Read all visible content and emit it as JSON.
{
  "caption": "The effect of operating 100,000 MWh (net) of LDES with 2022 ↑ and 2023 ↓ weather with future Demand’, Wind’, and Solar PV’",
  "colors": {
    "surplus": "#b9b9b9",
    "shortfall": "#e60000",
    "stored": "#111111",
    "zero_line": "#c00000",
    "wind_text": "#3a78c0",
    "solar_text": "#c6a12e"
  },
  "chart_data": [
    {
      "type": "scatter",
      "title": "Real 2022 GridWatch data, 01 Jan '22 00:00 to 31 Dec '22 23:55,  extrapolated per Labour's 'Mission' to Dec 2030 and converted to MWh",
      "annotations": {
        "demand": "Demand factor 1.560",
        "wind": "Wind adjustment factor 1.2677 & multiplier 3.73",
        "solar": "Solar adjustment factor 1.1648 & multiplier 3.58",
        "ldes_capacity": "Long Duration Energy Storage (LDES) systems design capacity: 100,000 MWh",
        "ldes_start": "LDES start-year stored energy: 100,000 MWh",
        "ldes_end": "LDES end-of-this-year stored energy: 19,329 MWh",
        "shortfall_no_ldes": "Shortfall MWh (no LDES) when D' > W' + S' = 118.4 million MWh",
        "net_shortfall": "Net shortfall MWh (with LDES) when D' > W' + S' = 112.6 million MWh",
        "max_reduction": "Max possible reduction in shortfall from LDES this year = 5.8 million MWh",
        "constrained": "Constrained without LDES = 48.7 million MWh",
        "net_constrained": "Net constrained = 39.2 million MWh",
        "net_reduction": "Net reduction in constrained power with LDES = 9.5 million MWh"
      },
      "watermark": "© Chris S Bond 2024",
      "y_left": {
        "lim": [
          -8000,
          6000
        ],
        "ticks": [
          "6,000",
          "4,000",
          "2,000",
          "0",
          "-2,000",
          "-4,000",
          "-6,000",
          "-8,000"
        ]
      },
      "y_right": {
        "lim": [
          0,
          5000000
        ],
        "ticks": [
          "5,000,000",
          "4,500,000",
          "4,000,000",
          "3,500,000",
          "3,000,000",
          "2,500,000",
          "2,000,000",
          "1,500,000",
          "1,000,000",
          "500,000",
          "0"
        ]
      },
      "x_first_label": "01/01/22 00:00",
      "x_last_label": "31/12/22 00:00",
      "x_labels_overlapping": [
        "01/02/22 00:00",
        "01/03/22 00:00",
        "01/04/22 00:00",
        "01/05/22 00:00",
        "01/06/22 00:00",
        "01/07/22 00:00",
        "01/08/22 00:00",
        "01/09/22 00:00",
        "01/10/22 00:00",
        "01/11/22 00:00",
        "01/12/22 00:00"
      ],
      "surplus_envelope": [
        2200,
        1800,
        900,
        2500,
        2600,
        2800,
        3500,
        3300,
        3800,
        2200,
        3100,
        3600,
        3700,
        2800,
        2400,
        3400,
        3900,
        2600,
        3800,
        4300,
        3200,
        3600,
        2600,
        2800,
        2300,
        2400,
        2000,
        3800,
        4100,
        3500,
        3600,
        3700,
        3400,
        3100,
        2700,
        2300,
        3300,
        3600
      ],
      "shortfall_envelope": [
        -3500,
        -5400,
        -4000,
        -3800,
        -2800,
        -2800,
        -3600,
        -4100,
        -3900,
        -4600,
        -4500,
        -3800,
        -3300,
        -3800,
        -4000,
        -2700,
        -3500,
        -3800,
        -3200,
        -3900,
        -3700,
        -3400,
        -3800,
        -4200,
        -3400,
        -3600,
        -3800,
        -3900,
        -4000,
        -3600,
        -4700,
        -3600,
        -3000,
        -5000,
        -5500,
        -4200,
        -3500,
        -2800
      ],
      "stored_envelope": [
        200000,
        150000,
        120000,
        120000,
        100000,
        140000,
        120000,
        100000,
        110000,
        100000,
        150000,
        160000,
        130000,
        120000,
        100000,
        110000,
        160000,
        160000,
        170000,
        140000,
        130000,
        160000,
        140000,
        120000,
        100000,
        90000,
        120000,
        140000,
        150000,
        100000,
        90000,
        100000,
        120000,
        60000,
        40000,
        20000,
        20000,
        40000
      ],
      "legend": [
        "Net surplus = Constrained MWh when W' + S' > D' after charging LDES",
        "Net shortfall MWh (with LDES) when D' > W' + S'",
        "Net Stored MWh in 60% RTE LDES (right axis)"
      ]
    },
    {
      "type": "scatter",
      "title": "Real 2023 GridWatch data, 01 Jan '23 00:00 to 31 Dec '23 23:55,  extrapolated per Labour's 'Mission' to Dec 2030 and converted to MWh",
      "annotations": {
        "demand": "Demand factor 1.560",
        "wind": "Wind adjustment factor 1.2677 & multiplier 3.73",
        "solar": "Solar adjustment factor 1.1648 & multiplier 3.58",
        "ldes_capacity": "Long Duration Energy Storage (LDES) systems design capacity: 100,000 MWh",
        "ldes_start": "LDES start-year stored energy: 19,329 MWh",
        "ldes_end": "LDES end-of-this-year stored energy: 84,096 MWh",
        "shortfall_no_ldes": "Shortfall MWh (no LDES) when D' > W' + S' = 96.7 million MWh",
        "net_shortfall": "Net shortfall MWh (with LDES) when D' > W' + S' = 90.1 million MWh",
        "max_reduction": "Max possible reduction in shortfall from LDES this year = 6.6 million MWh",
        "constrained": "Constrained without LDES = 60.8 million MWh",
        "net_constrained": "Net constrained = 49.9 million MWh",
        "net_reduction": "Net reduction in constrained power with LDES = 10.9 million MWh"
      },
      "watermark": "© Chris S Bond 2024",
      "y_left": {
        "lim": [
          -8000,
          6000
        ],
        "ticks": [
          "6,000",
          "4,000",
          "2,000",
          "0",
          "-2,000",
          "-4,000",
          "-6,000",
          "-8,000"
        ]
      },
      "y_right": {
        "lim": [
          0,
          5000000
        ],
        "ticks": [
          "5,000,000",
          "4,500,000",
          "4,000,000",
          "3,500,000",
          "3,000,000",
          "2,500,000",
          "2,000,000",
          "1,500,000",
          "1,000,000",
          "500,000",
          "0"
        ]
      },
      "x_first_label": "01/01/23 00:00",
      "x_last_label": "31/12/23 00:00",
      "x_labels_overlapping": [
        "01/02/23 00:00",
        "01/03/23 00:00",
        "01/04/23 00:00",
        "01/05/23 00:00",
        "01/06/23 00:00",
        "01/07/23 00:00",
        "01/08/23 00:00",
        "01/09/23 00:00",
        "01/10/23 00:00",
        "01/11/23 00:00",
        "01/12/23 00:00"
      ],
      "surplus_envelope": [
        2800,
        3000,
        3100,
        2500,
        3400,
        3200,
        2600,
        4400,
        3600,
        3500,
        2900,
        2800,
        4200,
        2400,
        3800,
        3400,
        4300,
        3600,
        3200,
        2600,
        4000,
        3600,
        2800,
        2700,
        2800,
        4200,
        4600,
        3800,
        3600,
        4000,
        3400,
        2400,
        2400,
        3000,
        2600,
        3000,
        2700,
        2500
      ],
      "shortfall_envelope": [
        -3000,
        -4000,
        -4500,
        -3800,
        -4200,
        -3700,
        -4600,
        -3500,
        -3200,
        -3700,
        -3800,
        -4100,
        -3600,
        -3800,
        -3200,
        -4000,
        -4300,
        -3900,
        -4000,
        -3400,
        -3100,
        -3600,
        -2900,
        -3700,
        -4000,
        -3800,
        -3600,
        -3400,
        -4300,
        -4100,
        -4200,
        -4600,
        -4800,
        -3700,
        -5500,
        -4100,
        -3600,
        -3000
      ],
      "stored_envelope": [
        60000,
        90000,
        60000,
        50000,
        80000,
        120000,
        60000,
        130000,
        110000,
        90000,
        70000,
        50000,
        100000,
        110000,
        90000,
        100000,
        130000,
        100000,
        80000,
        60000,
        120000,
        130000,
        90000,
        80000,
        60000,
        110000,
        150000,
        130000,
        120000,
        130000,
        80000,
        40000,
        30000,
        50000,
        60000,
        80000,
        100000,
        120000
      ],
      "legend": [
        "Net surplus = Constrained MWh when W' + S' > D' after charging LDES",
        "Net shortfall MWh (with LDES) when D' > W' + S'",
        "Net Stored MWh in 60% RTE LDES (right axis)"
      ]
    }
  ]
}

CHALLENGE |
Search the entries for the word "converted", then list each line that holds it.

RESPONSE |
      "title": "Real 2022 GridWatch data, 01 Jan '22 00:00 to 31 Dec '22 23:55,  extrapolated per Labour's 'Mission' to Dec 2030 and converted to MWh",
      "title": "Real 2023 GridWatch data, 01 Jan '23 00:00 to 31 Dec '23 23:55,  extrapolated per Labour's 'Mission' to Dec 2030 and converted to MWh",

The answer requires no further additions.